--- start Excerpted data ---

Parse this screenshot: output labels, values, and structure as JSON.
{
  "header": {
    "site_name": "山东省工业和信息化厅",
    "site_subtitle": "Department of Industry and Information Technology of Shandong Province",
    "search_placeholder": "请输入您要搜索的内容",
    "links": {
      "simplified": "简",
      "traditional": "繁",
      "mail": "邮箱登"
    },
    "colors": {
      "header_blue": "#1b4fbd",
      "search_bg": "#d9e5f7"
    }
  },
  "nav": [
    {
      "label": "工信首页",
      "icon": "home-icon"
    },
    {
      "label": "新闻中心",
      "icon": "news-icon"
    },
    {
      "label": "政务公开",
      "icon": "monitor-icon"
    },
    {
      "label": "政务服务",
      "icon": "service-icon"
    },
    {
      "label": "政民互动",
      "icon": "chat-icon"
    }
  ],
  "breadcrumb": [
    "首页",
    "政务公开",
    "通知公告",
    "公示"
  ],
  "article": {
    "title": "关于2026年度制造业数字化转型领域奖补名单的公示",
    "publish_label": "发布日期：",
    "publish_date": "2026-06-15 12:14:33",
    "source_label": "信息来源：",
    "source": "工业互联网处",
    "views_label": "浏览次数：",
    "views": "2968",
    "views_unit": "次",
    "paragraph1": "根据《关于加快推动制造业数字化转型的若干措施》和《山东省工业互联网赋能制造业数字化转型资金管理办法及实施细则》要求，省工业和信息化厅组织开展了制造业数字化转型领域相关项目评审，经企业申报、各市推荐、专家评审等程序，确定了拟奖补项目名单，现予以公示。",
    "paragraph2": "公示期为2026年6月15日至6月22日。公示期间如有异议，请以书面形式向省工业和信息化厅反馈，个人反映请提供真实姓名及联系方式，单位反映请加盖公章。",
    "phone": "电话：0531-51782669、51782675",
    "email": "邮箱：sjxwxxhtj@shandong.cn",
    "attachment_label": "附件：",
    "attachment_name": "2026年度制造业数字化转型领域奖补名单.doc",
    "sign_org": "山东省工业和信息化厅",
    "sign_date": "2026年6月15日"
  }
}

--- end Excerpted data ---

#### Written task
Write the material out again word for word.

#### Reply to the task
Parse this screenshot: output labels, values, and structure as JSON.
{
  "header": {
    "site_name": "山东省工业和信息化厅",
    "site_subtitle": "Department of Industry and Information Technology of Shandong Province",
    "search_placeholder": "请输入您要搜索的内容",
    "links": {
      "simplified": "简",
      "traditional": "繁",
      "mail": "邮箱登"
    },
    "colors": {
      "header_blue": "#1b4fbd",
      "search_bg": "#d9e5f7"
    }
  },
  "nav": [
    {
      "label": "工信首页",
      "icon": "home-icon"
    },
    {
      "label": "新闻中心",
      "icon": "news-icon"
    },
    {
      "label": "政务公开",
      "icon": "monitor-icon"
    },
    {
      "label": "政务服务",
      "icon": "service-icon"
    },
    {
      "label": "政民互动",
      "icon": "chat-icon"
    }
  ],
  "breadcrumb": [
    "首页",
    "政务公开",
    "通知公告",
    "公示"
  ],
  "article": {
    "title": "关于2026年度制造业数字化转型领域奖补名单的公示",
    "publish_label": "发布日期：",
    "publish_date": "2026-06-15 12:14:33",
    "source_label": "信息来源：",
    "source": "工业互联网处",
    "views_label": "浏览次数：",
    "views": "2968",
    "views_unit": "次",
    "paragraph1": "根据《关于加快推动制造业数字化转型的若干措施》和《山东省工业互联网赋能制造业数字化转型资金管理办法及实施细则》要求，省工业和信息化厅组织开展了制造业数字化转型领域相关项目评审，经企业申报、各市推荐、专家评审等程序，确定了拟奖补项目名单，现予以公示。",
    "paragraph2": "公示期为2026年6月15日至6月22日。公示期间如有异议，请以书面形式向省工业和信息化厅反馈，个人反映请提供真实姓名及联系方式，单位反映请加盖公章。",
    "phone": "电话：0531-51782669、51782675",
    "email": "邮箱：sjxwxxhtj@shandong.cn",
    "attachment_label": "附件：",
    "attachment_name": "2026年度制造业数字化转型领域奖补名单.doc",
    "sign_org": "山东省工业和信息化厅",
    "sign_date": "2026年6月15日"
  }
}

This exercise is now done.